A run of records
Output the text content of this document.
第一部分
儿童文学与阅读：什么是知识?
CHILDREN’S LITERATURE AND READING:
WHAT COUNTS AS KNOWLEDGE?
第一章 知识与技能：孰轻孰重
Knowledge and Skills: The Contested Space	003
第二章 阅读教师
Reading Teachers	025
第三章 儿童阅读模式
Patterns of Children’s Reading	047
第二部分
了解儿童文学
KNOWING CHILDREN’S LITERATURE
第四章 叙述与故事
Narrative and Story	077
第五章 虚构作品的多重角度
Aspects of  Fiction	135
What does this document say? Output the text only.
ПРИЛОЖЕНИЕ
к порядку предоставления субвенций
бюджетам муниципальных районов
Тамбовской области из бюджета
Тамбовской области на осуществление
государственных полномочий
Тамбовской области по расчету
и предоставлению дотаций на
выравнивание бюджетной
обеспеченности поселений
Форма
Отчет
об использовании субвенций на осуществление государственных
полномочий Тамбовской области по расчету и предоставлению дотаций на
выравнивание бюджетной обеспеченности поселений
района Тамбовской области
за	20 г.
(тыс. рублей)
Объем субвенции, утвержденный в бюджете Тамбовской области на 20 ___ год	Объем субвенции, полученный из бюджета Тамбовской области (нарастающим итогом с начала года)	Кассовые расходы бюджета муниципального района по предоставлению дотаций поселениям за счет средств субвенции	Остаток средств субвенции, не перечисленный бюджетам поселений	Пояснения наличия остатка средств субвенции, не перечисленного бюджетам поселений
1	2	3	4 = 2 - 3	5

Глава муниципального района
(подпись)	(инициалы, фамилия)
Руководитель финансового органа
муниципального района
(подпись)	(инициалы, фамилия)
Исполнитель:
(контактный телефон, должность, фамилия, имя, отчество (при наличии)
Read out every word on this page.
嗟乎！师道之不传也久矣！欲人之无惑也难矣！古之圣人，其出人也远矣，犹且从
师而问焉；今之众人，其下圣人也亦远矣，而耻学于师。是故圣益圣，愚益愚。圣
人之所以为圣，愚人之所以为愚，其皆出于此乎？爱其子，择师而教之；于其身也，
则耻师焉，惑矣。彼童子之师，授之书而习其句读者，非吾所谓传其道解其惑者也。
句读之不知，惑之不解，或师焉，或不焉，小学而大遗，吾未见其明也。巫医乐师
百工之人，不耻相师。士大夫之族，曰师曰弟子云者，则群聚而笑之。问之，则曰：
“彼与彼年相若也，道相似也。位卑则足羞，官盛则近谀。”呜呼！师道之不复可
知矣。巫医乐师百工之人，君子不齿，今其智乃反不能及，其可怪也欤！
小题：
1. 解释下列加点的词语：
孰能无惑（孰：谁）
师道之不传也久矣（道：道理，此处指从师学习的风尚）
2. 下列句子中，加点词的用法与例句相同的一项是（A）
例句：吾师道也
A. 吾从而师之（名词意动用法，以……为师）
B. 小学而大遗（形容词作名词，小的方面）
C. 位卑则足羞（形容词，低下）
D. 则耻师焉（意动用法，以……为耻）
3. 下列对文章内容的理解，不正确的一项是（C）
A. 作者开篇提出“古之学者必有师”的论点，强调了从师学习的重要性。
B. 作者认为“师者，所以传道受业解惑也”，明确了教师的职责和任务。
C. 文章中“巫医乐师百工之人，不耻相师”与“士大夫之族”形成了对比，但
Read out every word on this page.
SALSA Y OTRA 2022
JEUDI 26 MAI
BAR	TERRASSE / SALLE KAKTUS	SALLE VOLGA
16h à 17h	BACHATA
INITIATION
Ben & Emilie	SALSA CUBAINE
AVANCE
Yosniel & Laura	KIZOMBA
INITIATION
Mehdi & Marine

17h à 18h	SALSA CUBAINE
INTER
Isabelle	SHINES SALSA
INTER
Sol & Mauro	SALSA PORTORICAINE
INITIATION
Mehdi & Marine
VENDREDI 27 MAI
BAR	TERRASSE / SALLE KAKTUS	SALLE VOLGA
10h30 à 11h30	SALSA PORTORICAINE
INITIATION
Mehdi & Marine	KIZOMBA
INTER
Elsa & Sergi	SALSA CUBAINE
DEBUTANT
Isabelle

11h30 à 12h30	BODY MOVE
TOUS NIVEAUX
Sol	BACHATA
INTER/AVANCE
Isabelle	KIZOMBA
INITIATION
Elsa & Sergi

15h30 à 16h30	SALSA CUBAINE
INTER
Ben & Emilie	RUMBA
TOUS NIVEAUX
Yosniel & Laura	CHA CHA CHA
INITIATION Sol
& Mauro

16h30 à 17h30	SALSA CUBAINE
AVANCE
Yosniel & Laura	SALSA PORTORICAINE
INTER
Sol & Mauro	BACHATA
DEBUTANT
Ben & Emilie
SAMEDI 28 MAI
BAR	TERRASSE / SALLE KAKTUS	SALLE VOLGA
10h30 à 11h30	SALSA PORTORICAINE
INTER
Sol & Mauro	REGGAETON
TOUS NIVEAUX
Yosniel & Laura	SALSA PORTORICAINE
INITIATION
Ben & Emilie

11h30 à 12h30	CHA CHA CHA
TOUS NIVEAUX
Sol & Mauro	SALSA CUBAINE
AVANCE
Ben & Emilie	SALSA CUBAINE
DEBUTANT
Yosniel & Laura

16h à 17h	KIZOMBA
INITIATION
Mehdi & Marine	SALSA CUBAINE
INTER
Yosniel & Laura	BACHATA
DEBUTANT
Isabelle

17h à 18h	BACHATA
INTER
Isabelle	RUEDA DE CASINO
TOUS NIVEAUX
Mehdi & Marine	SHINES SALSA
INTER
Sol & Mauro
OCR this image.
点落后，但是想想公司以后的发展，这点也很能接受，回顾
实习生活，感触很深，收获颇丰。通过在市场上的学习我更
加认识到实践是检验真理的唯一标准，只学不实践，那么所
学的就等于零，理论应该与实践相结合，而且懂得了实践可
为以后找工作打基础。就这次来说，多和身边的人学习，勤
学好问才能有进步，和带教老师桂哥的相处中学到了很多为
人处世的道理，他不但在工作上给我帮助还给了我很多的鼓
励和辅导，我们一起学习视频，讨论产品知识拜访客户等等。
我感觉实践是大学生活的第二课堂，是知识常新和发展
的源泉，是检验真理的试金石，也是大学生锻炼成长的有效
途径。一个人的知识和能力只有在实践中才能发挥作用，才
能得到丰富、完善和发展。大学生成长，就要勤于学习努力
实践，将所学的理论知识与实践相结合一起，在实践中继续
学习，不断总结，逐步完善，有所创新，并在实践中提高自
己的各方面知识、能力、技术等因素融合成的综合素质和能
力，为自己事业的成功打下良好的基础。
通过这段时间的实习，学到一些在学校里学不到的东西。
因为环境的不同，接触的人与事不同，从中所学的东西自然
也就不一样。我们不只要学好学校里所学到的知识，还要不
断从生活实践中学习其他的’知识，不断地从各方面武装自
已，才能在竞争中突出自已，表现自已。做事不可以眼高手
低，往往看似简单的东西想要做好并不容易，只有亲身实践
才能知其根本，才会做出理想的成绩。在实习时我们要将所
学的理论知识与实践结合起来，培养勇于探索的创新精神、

GOAL
Report the number of lines that contain "полномочий", with no other words.

ANSWER TO THE EXERCISE
2